= Instructions to follow =
Copy out each of the lines below without changing anything in them.

Spatial layout entries
===

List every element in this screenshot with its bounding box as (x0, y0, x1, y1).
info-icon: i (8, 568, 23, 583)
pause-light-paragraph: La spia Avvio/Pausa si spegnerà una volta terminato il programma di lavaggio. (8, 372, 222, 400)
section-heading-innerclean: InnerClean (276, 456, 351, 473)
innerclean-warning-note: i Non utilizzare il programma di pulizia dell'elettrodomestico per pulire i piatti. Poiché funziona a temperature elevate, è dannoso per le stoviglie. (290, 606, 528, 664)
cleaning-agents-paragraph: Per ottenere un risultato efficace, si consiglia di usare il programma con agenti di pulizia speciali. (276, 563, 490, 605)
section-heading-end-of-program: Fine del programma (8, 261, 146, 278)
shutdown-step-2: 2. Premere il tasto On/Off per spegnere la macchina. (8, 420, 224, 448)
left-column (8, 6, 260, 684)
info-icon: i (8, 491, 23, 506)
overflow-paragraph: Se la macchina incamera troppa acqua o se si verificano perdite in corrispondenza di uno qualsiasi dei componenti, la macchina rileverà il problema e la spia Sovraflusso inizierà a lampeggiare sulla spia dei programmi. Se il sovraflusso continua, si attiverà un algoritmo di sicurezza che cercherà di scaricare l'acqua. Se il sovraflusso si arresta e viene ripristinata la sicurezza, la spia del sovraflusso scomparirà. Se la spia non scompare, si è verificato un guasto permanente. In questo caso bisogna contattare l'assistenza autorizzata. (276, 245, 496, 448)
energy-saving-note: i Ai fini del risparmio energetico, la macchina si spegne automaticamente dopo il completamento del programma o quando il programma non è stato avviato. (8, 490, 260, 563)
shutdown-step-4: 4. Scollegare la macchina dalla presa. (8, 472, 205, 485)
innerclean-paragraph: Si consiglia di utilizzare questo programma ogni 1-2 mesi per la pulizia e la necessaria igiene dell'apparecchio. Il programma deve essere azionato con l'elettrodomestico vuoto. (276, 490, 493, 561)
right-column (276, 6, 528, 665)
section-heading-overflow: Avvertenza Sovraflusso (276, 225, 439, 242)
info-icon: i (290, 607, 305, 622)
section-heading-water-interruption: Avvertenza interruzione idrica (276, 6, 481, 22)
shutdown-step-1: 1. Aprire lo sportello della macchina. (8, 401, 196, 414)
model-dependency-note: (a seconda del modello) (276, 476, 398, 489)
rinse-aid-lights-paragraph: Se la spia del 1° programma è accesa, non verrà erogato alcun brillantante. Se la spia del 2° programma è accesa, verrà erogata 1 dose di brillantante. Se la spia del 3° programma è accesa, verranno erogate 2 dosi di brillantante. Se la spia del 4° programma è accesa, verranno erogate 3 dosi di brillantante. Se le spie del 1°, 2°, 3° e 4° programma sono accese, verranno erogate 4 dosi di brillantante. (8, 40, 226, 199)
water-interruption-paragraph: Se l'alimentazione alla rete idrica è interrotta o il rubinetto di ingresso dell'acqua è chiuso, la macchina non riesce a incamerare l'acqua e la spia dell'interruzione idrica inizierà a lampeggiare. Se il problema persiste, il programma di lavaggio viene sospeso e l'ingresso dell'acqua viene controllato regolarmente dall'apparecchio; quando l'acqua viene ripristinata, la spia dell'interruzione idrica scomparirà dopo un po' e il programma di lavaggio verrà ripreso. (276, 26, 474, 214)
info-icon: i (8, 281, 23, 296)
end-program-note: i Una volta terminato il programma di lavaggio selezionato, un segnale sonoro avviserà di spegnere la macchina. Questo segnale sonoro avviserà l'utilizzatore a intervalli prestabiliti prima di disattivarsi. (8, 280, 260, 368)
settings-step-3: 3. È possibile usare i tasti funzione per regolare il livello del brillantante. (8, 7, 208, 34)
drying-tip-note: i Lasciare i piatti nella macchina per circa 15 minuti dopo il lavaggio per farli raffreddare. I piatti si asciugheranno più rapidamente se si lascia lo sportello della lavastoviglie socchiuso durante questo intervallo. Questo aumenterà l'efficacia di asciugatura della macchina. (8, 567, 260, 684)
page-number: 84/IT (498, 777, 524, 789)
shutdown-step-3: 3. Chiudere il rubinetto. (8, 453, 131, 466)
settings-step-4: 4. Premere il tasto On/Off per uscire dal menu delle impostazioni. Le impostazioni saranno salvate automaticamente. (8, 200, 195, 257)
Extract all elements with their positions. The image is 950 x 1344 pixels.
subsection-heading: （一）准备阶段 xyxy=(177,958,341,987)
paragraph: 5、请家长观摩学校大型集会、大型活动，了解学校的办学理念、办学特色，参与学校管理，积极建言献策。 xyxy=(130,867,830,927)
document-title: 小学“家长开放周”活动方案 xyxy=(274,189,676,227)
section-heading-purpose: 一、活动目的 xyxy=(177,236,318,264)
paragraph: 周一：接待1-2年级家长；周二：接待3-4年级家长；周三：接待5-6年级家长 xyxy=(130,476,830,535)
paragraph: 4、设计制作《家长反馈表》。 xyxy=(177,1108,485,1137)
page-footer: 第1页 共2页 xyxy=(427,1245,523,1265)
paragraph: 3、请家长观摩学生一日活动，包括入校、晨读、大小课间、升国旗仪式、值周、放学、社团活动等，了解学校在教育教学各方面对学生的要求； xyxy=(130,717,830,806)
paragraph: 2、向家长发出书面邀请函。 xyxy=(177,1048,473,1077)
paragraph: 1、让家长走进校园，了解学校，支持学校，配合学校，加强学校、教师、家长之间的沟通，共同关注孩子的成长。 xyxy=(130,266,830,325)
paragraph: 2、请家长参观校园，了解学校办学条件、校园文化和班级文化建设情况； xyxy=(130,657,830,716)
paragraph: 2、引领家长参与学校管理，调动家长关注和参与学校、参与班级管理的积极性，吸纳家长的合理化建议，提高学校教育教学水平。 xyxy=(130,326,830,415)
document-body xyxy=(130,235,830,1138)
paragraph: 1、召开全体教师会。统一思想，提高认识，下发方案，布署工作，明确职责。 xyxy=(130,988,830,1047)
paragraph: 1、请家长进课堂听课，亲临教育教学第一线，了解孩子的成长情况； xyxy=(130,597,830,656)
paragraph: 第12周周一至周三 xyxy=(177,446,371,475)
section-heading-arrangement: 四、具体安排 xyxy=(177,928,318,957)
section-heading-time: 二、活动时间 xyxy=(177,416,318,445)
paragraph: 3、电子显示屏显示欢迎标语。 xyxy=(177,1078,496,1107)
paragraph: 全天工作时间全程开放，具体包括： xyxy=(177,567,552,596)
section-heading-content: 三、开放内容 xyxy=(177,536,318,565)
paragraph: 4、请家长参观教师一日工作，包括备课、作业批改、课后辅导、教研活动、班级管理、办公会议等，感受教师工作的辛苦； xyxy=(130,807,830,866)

===

= Correct answer =
List every element in this screenshot with its bounding box as (x0, y0, x1, y1).
info-icon: i (8, 568, 23, 583)
pause-light-paragraph: La spia Avvio/Pausa si spegnerà una volta terminato il programma di lavaggio. (8, 372, 222, 400)
section-heading-innerclean: InnerClean (276, 456, 351, 473)
innerclean-warning-note: i Non utilizzare il programma di pulizia dell'elettrodomestico per pulire i piatti. Poiché funziona a temperature elevate, è dannoso per le stoviglie. (290, 606, 528, 664)
cleaning-agents-paragraph: Per ottenere un risultato efficace, si consiglia di usare il programma con agenti di pulizia speciali. (276, 563, 490, 605)
section-heading-end-of-program: Fine del programma (8, 261, 146, 278)
shutdown-step-2: 2. Premere il tasto On/Off per spegnere la macchina. (8, 420, 224, 448)
left-column (8, 6, 260, 684)
info-icon: i (8, 491, 23, 506)
overflow-paragraph: Se la macchina incamera troppa acqua o se si verificano perdite in corrispondenza di uno qualsiasi dei componenti, la macchina rileverà il problema e la spia Sovraflusso inizierà a lampeggiare sulla spia dei programmi. Se il sovraflusso continua, si attiverà un algoritmo di sicurezza che cercherà di scaricare l'acqua. Se il sovraflusso si arresta e viene ripristinata la sicurezza, la spia del sovraflusso scomparirà. Se la spia non scompare, si è verificato un guasto permanente. In questo caso bisogna contattare l'assistenza autorizzata. (276, 245, 496, 448)
energy-saving-note: i Ai fini del risparmio energetico, la macchina si spegne automaticamente dopo il completamento del programma o quando il programma non è stato avviato. (8, 490, 260, 563)
shutdown-step-4: 4. Scollegare la macchina dalla presa. (8, 472, 205, 485)
innerclean-paragraph: Si consiglia di utilizzare questo programma ogni 1-2 mesi per la pulizia e la necessaria igiene dell'apparecchio. Il programma deve essere azionato con l'elettrodomestico vuoto. (276, 490, 493, 561)
right-column (276, 6, 528, 665)
section-heading-overflow: Avvertenza Sovraflusso (276, 225, 439, 242)
info-icon: i (290, 607, 305, 622)
section-heading-water-interruption: Avvertenza interruzione idrica (276, 6, 481, 22)
shutdown-step-1: 1. Aprire lo sportello della macchina. (8, 401, 196, 414)
model-dependency-note: (a seconda del modello) (276, 476, 398, 489)
rinse-aid-lights-paragraph: Se la spia del 1° programma è accesa, non verrà erogato alcun brillantante. Se la spia del 2° programma è accesa, verrà erogata 1 dose di brillantante. Se la spia del 3° programma è accesa, verranno erogate 2 dosi di brillantante. Se la spia del 4° programma è accesa, verranno erogate 3 dosi di brillantante. Se le spie del 1°, 2°, 3° e 4° programma sono accese, verranno erogate 4 dosi di brillantante. (8, 40, 226, 199)
water-interruption-paragraph: Se l'alimentazione alla rete idrica è interrotta o il rubinetto di ingresso dell'acqua è chiuso, la macchina non riesce a incamerare l'acqua e la spia dell'interruzione idrica inizierà a lampeggiare. Se il problema persiste, il programma di lavaggio viene sospeso e l'ingresso dell'acqua viene controllato regolarmente dall'apparecchio; quando l'acqua viene ripristinata, la spia dell'interruzione idrica scomparirà dopo un po' e il programma di lavaggio verrà ripreso. (276, 26, 474, 214)
info-icon: i (8, 281, 23, 296)
end-program-note: i Una volta terminato il programma di lavaggio selezionato, un segnale sonoro avviserà di spegnere la macchina. Questo segnale sonoro avviserà l'utilizzatore a intervalli prestabiliti prima di disattivarsi. (8, 280, 260, 368)
settings-step-3: 3. È possibile usare i tasti funzione per regolare il livello del brillantante. (8, 7, 208, 34)
drying-tip-note: i Lasciare i piatti nella macchina per circa 15 minuti dopo il lavaggio per farli raffreddare. I piatti si asciugheranno più rapidamente se si lascia lo sportello della lavastoviglie socchiuso durante questo intervallo. Questo aumenterà l'efficacia di asciugatura della macchina. (8, 567, 260, 684)
page-number: 84/IT (498, 777, 524, 789)
shutdown-step-3: 3. Chiudere il rubinetto. (8, 453, 131, 466)
settings-step-4: 4. Premere il tasto On/Off per uscire dal menu delle impostazioni. Le impostazioni saranno salvate automaticamente. (8, 200, 195, 257)
Extract all elements with their positions. The image is 950 x 1344 pixels.
subsection-heading: （一）准备阶段 xyxy=(177,958,341,987)
paragraph: 5、请家长观摩学校大型集会、大型活动，了解学校的办学理念、办学特色，参与学校管理，积极建言献策。 xyxy=(130,867,830,927)
document-title: 小学“家长开放周”活动方案 xyxy=(274,189,676,227)
section-heading-purpose: 一、活动目的 xyxy=(177,236,318,264)
paragraph: 周一：接待1-2年级家长；周二：接待3-4年级家长；周三：接待5-6年级家长 xyxy=(130,476,830,535)
paragraph: 4、设计制作《家长反馈表》。 xyxy=(177,1108,485,1137)
page-footer: 第1页 共2页 xyxy=(427,1245,523,1265)
paragraph: 3、请家长观摩学生一日活动，包括入校、晨读、大小课间、升国旗仪式、值周、放学、社团活动等，了解学校在教育教学各方面对学生的要求； xyxy=(130,717,830,806)
paragraph: 2、向家长发出书面邀请函。 xyxy=(177,1048,473,1077)
paragraph: 1、让家长走进校园，了解学校，支持学校，配合学校，加强学校、教师、家长之间的沟通，共同关注孩子的成长。 xyxy=(130,266,830,325)
paragraph: 2、请家长参观校园，了解学校办学条件、校园文化和班级文化建设情况； xyxy=(130,657,830,716)
paragraph: 2、引领家长参与学校管理，调动家长关注和参与学校、参与班级管理的积极性，吸纳家长的合理化建议，提高学校教育教学水平。 xyxy=(130,326,830,415)
document-body xyxy=(130,235,830,1138)
paragraph: 1、召开全体教师会。统一思想，提高认识，下发方案，布署工作，明确职责。 xyxy=(130,988,830,1047)
paragraph: 1、请家长进课堂听课，亲临教育教学第一线，了解孩子的成长情况； xyxy=(130,597,830,656)
paragraph: 第12周周一至周三 xyxy=(177,446,371,475)
section-heading-arrangement: 四、具体安排 xyxy=(177,928,318,957)
section-heading-time: 二、活动时间 xyxy=(177,416,318,445)
paragraph: 3、电子显示屏显示欢迎标语。 xyxy=(177,1078,496,1107)
paragraph: 全天工作时间全程开放，具体包括： xyxy=(177,567,552,596)
section-heading-content: 三、开放内容 xyxy=(177,536,318,565)
paragraph: 4、请家长参观教师一日工作，包括备课、作业批改、课后辅导、教研活动、班级管理、办公会议等，感受教师工作的辛苦； xyxy=(130,807,830,866)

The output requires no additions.